(A run of records)

▬▬▬▬▬▬▬▬▬▬

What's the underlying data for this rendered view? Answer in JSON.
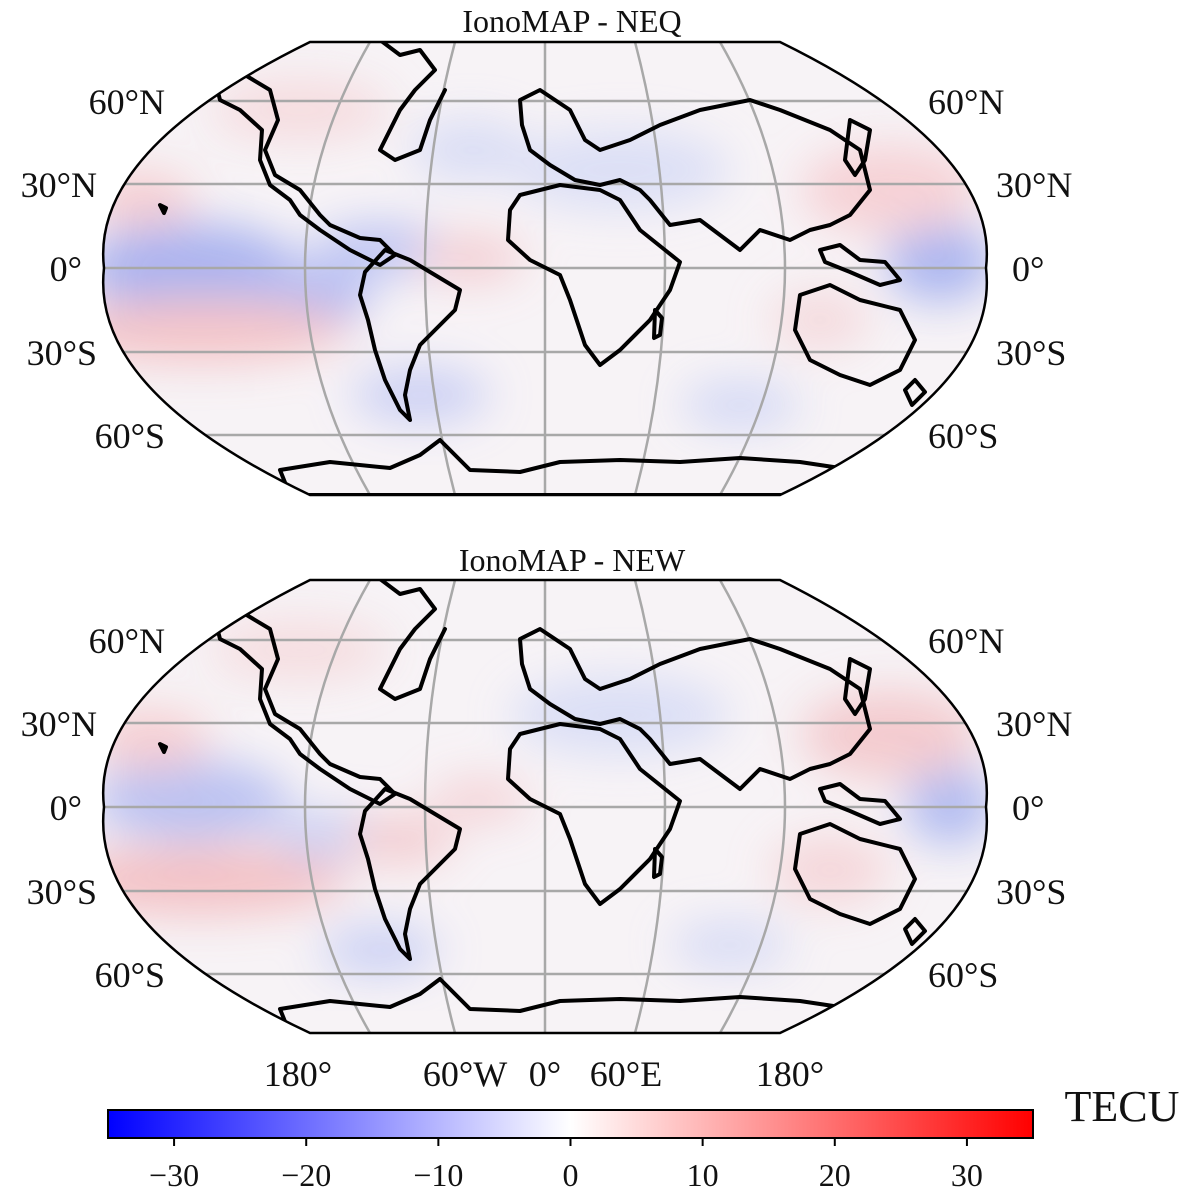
{
  "panels": [
    {
      "title": "IonoMAP - NEQ",
      "lat_labels_left": [
        "60°N",
        "30°N",
        "0°",
        "30°S",
        "60°S"
      ],
      "lat_labels_right": [
        "60°N",
        "30°N",
        "0°",
        "30°S",
        "60°S"
      ]
    },
    {
      "title": "IonoMAP - NEW",
      "lat_labels_left": [
        "60°N",
        "30°N",
        "0°",
        "30°S",
        "60°S"
      ],
      "lat_labels_right": [
        "60°N",
        "30°N",
        "0°",
        "30°S",
        "60°S"
      ]
    }
  ],
  "lon_labels": [
    "180°",
    "60°W",
    "0°",
    "60°E",
    "180°"
  ],
  "colorbar": {
    "label": "TECU",
    "min": -35,
    "max": 35,
    "ticks": [
      -30,
      -20,
      -10,
      0,
      10,
      20,
      30
    ],
    "tick_labels": [
      "−30",
      "−20",
      "−10",
      "0",
      "10",
      "20",
      "30"
    ],
    "colors": {
      "negative": "#0000ff",
      "zero": "#ffffff",
      "positive": "#ff0000"
    }
  },
  "map": {
    "projection": "Robinson",
    "graticule_lon_step": 60,
    "graticule_lat_step": 30,
    "colormap": "bwr"
  }
}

▬▬▬▬▬▬▬▬▬▬

## Objective
Transcribe every entry above exactly. Omit all pictures.

## Task answer
What's the underlying data for this rendered view? Answer in JSON.
{
  "panels": [
    {
      "title": "IonoMAP - NEQ",
      "lat_labels_left": [
        "60°N",
        "30°N",
        "0°",
        "30°S",
        "60°S"
      ],
      "lat_labels_right": [
        "60°N",
        "30°N",
        "0°",
        "30°S",
        "60°S"
      ]
    },
    {
      "title": "IonoMAP - NEW",
      "lat_labels_left": [
        "60°N",
        "30°N",
        "0°",
        "30°S",
        "60°S"
      ],
      "lat_labels_right": [
        "60°N",
        "30°N",
        "0°",
        "30°S",
        "60°S"
      ]
    }
  ],
  "lon_labels": [
    "180°",
    "60°W",
    "0°",
    "60°E",
    "180°"
  ],
  "colorbar": {
    "label": "TECU",
    "min": -35,
    "max": 35,
    "ticks": [
      -30,
      -20,
      -10,
      0,
      10,
      20,
      30
    ],
    "tick_labels": [
      "−30",
      "−20",
      "−10",
      "0",
      "10",
      "20",
      "30"
    ],
    "colors": {
      "negative": "#0000ff",
      "zero": "#ffffff",
      "positive": "#ff0000"
    }
  },
  "map": {
    "projection": "Robinson",
    "graticule_lon_step": 60,
    "graticule_lat_step": 30,
    "colormap": "bwr"
  }
}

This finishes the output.